En el texto sobre el Gulag, ¿quién acuñó el término "Archipiélago Gulag"?

**FRAGMENTO DE TEXTO**
--*--

Los años treinta y cuarenta fueron terribles para Europa. En la década de los veinte se fraguaron terribles regímenes dictatoriales que comenzaron su andadura ensañándose con parte de su propia población. En la Unión Soviética, Stalin tomó el poder tras la muerte de Lenin, instaurando un auténtico culto a la personalidad, fomentando las condenas a pasar años en el Gulag para sus enemigos, reales o ficticios.

En realidad, Siberia había sido un tradicional lugar de castigo penitenciario desde los tiempos de los zares, el mismo Dostoyevski fue uno de sus más ilustres huéspedes. Pero sería con Stalin cuando los campos de trabajo siberianos tomarían su más dura dimensión. El término "Archipiélago Gulag", acuñado por el escritor Solzhenitsyn acabaría cobrando fortuna para denominar el infierno por el que pasaron millones de personas, muchas de ellas inocentes. Las palabras con las que lo describe Dostoyevski en "Memoria de la casa de los muertos" podrían ser suscritas por todos los presos que allí habitaron:

"Éste es un mundo aparte, sin parecido a ningún otro, con leyes especiales, usos, hábitos y costumbres propios: una casa de los muertos vivientes, una vida como no la hay en otro lugar, y gente sin igual. Es un mundo aparte el que me dispongo a describir."

Un mundo aparte, en el que sus víctimas ni siquiera fueron reconocidas hasta muchas décadas después, a diferencia de las del Holocausto nazi. La ceguera de la intelectualidad europea de la época fue legendaria. De esta indiferencia habla Jorge Semprún en el prólogo de uno de los más impresionantes testimonios del Gulag, escrito por el polaco Gustaw Herling, titulado precisamente "Un mundo aparte":

"A principios de los años cuarenta (...) la ceguera con respecto a la Unión Soviética, la tenaz labor de negar la verdad del totalitarismo , estaba todavía ampliamente difundida - mejor dicho, era hegemónica - entre los intelectuales de las izquierdas europeas."

--*--

**MATERIAL PROPORCIONADO**
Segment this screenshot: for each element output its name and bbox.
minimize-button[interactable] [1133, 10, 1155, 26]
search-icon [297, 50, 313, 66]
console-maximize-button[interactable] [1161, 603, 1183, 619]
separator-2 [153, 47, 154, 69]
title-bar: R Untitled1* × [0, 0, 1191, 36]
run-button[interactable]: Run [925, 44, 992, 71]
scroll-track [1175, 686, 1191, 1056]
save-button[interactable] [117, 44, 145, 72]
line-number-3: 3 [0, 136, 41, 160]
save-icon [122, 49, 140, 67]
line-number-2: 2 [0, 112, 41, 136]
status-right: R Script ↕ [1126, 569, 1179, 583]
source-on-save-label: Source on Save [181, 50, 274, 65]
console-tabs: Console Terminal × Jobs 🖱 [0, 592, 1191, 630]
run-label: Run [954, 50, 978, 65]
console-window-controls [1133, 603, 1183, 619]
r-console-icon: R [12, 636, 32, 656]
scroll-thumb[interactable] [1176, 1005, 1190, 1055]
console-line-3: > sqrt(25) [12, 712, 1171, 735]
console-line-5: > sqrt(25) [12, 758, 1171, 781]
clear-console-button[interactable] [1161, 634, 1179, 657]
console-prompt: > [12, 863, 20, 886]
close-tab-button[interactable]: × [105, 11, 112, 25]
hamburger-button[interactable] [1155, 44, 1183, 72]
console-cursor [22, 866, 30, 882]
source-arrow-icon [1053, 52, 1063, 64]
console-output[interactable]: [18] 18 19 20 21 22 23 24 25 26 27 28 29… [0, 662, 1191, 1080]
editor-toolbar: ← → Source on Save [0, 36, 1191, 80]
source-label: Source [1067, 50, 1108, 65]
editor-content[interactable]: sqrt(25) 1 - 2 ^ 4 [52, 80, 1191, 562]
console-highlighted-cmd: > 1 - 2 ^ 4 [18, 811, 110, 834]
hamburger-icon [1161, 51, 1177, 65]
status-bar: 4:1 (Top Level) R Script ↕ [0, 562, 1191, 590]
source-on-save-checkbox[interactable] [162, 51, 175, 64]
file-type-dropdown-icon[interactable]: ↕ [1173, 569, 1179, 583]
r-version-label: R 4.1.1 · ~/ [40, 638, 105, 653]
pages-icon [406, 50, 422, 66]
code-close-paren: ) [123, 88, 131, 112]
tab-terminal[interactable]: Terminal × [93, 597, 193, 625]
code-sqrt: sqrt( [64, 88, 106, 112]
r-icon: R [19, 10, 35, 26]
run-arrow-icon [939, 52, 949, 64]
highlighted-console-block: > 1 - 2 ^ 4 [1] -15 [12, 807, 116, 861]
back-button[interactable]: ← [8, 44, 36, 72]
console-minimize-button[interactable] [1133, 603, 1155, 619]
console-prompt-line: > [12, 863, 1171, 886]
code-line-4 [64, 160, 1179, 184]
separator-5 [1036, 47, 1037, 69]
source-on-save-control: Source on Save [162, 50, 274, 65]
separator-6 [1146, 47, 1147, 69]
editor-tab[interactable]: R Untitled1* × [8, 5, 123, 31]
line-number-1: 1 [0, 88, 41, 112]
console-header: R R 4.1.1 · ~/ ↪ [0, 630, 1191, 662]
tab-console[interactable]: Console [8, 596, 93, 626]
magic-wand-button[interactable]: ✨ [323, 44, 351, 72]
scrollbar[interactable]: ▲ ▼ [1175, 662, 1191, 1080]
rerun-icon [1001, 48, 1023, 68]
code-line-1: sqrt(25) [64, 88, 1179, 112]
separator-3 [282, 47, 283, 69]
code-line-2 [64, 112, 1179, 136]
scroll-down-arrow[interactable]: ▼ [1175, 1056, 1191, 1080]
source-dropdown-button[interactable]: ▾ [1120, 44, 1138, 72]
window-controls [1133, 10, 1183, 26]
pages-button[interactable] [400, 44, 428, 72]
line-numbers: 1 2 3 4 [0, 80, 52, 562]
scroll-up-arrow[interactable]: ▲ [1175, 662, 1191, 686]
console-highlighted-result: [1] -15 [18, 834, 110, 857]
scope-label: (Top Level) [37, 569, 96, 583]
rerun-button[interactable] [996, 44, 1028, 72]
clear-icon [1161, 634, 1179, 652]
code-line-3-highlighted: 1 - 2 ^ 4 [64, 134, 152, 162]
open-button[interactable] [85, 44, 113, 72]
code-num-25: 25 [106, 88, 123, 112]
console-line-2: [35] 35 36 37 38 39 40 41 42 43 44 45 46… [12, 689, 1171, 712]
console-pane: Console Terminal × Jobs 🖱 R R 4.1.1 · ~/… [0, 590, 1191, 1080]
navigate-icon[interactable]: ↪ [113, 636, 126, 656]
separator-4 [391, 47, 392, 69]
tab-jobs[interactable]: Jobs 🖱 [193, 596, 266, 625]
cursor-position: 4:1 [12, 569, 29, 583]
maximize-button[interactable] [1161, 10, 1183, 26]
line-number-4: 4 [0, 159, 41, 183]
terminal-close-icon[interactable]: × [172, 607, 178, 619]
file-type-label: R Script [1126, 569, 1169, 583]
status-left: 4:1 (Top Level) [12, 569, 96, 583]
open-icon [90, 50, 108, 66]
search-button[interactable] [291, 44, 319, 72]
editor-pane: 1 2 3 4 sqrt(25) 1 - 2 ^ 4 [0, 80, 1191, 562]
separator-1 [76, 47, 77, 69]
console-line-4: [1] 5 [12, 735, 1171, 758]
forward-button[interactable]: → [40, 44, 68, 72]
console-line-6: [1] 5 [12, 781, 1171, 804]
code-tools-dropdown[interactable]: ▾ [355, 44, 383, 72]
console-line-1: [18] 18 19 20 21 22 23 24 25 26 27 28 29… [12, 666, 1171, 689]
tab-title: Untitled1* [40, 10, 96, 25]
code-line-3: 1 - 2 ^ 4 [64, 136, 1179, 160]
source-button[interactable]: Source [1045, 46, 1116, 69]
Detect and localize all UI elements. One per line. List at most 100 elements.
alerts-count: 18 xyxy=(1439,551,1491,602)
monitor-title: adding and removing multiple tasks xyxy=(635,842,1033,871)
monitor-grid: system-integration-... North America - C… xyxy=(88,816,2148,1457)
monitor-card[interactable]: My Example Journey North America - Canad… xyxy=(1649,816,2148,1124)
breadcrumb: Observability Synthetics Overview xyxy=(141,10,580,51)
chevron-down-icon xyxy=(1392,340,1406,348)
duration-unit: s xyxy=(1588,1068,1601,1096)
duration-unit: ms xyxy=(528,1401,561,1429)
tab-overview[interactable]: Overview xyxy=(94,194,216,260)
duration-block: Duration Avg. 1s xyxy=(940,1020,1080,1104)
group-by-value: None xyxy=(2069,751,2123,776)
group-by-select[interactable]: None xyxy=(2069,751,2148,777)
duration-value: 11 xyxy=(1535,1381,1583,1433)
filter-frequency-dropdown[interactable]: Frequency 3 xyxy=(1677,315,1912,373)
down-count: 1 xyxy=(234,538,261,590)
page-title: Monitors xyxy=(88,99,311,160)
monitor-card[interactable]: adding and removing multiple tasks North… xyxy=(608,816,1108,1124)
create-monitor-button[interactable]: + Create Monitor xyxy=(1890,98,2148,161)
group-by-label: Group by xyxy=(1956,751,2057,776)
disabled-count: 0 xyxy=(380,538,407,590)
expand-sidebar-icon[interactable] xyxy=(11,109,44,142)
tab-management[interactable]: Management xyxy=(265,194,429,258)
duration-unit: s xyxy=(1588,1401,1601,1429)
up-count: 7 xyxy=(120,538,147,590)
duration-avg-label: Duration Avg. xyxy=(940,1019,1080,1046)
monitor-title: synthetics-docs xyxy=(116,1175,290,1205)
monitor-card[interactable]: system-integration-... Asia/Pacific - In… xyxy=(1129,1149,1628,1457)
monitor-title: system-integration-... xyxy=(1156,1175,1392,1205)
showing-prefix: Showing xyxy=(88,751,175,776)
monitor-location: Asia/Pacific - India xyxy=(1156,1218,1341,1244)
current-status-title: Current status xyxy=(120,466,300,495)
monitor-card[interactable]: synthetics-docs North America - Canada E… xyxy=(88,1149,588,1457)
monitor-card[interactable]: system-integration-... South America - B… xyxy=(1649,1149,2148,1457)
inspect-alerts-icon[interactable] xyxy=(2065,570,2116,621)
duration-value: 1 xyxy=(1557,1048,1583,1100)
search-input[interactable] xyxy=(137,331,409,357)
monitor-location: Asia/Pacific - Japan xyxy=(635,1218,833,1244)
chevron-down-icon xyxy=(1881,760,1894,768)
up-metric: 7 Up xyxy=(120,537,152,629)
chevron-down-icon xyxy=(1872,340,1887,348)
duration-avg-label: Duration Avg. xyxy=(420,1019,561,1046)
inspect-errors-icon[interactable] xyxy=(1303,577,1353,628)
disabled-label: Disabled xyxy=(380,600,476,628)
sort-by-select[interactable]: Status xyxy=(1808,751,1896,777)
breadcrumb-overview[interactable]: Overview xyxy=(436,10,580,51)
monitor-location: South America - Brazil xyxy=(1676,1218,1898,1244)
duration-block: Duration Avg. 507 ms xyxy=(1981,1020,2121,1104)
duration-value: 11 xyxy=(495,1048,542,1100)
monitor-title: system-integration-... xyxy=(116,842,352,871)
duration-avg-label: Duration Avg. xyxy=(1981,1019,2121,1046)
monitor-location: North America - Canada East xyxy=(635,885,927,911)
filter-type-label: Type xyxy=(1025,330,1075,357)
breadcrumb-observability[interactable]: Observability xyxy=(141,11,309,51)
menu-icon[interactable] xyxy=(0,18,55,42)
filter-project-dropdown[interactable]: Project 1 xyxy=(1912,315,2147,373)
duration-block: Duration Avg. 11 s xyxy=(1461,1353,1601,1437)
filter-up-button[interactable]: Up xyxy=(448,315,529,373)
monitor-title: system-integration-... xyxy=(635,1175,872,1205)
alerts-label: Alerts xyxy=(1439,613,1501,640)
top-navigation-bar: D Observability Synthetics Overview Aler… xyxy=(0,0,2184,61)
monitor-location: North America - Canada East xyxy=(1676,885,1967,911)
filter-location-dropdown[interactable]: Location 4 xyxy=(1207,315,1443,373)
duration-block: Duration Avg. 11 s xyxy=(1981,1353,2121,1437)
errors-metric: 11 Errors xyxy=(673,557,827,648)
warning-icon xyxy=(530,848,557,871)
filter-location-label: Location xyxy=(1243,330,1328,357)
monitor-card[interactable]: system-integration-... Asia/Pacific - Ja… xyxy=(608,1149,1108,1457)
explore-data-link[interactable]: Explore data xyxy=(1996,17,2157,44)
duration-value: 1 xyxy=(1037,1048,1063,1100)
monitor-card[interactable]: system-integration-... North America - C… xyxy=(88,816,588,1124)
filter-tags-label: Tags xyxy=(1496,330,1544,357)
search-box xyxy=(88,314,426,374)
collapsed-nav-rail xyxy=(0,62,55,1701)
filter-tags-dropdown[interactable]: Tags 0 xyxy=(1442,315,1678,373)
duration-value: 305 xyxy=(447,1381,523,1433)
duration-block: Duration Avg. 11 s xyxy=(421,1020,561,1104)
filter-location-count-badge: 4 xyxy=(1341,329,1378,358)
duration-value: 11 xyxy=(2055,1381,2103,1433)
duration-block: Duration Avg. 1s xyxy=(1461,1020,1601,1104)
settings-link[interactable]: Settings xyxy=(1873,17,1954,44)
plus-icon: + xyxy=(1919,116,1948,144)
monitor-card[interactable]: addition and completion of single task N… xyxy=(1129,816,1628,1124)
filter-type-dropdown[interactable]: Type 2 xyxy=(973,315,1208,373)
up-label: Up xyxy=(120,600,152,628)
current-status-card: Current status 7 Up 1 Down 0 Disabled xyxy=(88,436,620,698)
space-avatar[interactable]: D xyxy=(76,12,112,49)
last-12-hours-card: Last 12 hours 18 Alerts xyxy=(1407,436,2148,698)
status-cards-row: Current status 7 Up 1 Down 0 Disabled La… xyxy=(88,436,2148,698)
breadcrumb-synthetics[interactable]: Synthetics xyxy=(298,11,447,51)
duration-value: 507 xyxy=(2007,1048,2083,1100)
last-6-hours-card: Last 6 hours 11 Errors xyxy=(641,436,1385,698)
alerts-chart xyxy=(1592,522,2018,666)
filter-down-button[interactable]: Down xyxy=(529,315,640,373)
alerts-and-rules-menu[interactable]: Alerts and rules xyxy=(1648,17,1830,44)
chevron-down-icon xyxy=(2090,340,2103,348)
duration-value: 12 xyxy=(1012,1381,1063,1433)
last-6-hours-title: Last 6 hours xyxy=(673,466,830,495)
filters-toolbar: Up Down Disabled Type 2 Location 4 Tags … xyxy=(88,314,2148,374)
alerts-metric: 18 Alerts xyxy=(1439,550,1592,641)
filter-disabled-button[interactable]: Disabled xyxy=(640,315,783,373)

--*--

**RESPUESTA**
Lo acuñó el escritor Solzhenitsyn.